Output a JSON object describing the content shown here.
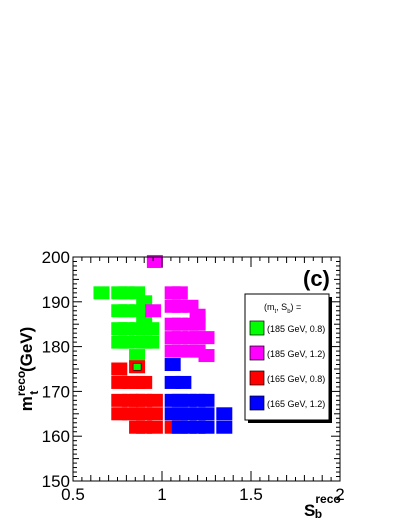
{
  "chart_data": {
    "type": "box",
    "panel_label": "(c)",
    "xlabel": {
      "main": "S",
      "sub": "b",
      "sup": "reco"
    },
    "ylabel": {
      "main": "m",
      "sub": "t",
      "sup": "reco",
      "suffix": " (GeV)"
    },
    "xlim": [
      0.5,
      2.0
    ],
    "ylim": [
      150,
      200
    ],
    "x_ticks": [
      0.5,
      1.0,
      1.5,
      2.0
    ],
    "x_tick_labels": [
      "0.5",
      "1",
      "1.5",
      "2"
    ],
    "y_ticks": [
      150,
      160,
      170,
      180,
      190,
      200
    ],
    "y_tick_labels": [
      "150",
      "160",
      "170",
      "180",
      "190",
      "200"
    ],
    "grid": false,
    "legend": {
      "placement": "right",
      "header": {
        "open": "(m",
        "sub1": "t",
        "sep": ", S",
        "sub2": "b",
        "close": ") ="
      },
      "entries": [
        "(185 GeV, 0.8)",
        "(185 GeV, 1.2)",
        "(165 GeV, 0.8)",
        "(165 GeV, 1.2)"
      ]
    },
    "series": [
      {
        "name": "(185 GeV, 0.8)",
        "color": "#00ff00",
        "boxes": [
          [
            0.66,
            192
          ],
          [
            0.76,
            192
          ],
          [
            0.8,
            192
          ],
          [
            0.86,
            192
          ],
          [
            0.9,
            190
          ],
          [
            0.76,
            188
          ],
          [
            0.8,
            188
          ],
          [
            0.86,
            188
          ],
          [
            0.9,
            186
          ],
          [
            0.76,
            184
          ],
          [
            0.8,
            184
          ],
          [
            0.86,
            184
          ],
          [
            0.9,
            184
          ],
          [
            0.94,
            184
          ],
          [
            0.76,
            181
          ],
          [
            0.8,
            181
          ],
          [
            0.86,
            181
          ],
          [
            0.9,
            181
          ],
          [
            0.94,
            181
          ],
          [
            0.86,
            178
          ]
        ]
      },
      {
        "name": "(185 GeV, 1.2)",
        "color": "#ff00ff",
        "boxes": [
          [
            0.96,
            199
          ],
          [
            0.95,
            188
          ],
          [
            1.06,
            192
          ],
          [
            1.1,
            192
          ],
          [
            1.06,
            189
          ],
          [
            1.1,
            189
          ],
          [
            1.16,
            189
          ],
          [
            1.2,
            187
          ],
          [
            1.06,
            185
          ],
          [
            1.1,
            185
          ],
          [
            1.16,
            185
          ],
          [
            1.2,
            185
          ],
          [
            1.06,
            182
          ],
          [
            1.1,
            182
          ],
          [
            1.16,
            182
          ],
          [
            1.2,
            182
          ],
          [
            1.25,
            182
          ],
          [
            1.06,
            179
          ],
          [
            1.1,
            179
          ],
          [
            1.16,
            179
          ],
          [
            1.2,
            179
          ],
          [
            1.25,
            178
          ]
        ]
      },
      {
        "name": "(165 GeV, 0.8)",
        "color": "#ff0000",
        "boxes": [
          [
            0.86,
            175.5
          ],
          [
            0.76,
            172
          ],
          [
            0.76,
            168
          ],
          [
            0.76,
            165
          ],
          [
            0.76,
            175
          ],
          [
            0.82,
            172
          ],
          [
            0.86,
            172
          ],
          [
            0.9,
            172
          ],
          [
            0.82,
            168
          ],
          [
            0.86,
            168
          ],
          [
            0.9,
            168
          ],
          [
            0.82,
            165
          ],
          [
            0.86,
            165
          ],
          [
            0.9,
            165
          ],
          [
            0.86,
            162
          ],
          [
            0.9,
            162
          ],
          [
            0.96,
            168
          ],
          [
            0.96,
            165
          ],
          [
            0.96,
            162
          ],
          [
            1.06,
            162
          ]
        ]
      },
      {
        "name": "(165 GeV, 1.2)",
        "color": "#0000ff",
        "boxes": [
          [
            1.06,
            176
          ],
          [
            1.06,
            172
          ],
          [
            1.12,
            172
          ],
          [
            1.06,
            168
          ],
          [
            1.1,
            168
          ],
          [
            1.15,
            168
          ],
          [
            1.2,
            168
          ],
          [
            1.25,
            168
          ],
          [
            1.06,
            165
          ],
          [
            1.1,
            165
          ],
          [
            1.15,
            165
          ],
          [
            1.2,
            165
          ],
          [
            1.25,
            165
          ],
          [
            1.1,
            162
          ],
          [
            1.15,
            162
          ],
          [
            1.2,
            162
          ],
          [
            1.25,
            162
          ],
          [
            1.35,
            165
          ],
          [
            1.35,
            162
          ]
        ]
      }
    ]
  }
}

......

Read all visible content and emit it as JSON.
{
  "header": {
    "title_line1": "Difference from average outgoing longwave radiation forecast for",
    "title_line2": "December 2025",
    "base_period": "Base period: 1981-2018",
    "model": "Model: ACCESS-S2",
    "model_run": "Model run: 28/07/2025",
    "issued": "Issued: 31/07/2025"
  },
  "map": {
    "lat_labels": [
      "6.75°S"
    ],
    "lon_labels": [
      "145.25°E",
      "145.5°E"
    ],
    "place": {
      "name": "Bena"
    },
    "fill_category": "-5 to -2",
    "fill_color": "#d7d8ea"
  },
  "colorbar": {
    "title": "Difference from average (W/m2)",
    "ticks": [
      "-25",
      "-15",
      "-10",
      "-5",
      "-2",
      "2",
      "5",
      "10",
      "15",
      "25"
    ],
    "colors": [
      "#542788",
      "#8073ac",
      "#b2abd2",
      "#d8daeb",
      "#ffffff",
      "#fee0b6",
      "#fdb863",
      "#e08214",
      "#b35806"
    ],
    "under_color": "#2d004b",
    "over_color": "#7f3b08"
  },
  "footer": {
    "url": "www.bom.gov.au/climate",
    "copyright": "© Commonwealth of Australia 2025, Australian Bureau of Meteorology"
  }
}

......

What is needed.
Collect every line above that contains the word "Model".

Full output.
    "model": "Model: ACCESS-S2",
    "model_run": "Model run: 28/07/2025",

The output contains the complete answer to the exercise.